━━━━━ Material provided
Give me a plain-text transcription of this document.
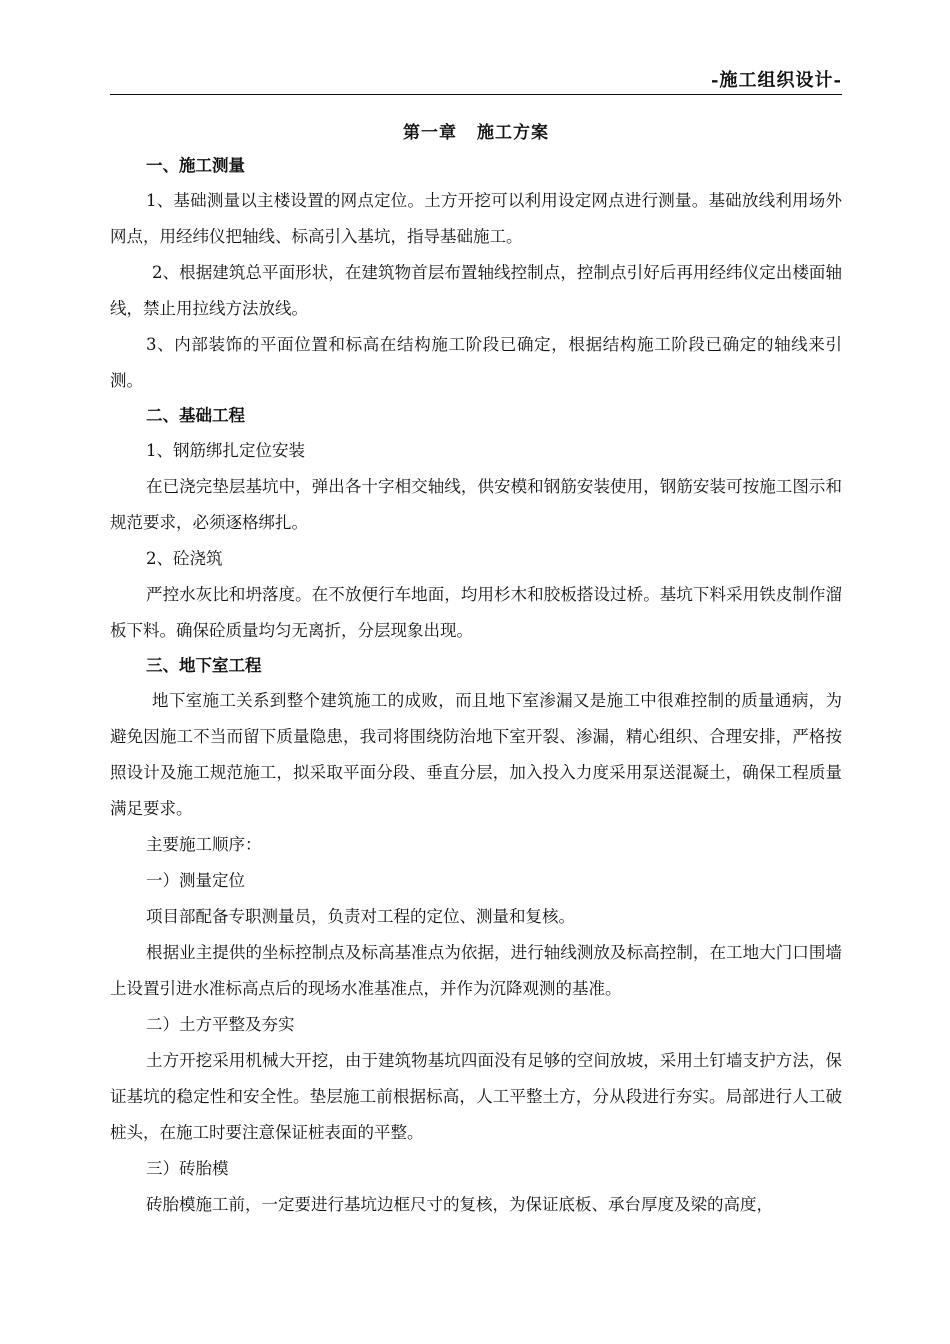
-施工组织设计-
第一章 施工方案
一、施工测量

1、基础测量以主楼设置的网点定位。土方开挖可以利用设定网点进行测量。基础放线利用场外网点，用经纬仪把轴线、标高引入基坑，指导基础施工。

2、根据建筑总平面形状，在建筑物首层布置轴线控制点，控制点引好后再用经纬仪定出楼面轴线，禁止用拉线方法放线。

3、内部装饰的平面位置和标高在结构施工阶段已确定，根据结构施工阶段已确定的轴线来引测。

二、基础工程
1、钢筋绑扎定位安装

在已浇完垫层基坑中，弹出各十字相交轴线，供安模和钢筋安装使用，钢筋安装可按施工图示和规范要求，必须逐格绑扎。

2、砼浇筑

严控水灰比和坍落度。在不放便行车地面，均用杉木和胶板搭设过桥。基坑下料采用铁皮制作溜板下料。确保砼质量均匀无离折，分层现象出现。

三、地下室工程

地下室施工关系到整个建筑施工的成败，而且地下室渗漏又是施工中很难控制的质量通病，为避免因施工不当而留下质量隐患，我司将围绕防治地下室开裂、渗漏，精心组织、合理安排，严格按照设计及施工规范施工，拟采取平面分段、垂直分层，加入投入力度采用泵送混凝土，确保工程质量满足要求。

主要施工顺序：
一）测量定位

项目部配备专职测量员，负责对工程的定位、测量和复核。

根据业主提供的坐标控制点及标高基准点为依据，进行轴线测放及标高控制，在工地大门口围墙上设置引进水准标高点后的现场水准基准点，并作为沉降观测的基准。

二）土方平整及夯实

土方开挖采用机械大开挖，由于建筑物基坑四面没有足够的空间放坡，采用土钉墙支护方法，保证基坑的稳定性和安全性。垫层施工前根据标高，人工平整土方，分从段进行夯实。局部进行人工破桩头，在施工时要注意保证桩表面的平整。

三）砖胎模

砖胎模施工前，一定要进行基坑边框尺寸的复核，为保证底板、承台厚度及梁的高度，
━━━━━━━━━━
*What you should do*
Transcribe the material exactly, leaving every picture out.

*Answer for this exercise*
Give me a plain-text transcription of this document.
-施工组织设计-
第一章 施工方案
一、施工测量

1、基础测量以主楼设置的网点定位。土方开挖可以利用设定网点进行测量。基础放线利用场外网点，用经纬仪把轴线、标高引入基坑，指导基础施工。

2、根据建筑总平面形状，在建筑物首层布置轴线控制点，控制点引好后再用经纬仪定出楼面轴线，禁止用拉线方法放线。

3、内部装饰的平面位置和标高在结构施工阶段已确定，根据结构施工阶段已确定的轴线来引测。

二、基础工程
1、钢筋绑扎定位安装

在已浇完垫层基坑中，弹出各十字相交轴线，供安模和钢筋安装使用，钢筋安装可按施工图示和规范要求，必须逐格绑扎。

2、砼浇筑

严控水灰比和坍落度。在不放便行车地面，均用杉木和胶板搭设过桥。基坑下料采用铁皮制作溜板下料。确保砼质量均匀无离折，分层现象出现。

三、地下室工程

地下室施工关系到整个建筑施工的成败，而且地下室渗漏又是施工中很难控制的质量通病，为避免因施工不当而留下质量隐患，我司将围绕防治地下室开裂、渗漏，精心组织、合理安排，严格按照设计及施工规范施工，拟采取平面分段、垂直分层，加入投入力度采用泵送混凝土，确保工程质量满足要求。

主要施工顺序：
一）测量定位

项目部配备专职测量员，负责对工程的定位、测量和复核。

根据业主提供的坐标控制点及标高基准点为依据，进行轴线测放及标高控制，在工地大门口围墙上设置引进水准标高点后的现场水准基准点，并作为沉降观测的基准。

二）土方平整及夯实

土方开挖采用机械大开挖，由于建筑物基坑四面没有足够的空间放坡，采用土钉墙支护方法，保证基坑的稳定性和安全性。垫层施工前根据标高，人工平整土方，分从段进行夯实。局部进行人工破桩头，在施工时要注意保证桩表面的平整。

三）砖胎模

砖胎模施工前，一定要进行基坑边框尺寸的复核，为保证底板、承台厚度及梁的高度，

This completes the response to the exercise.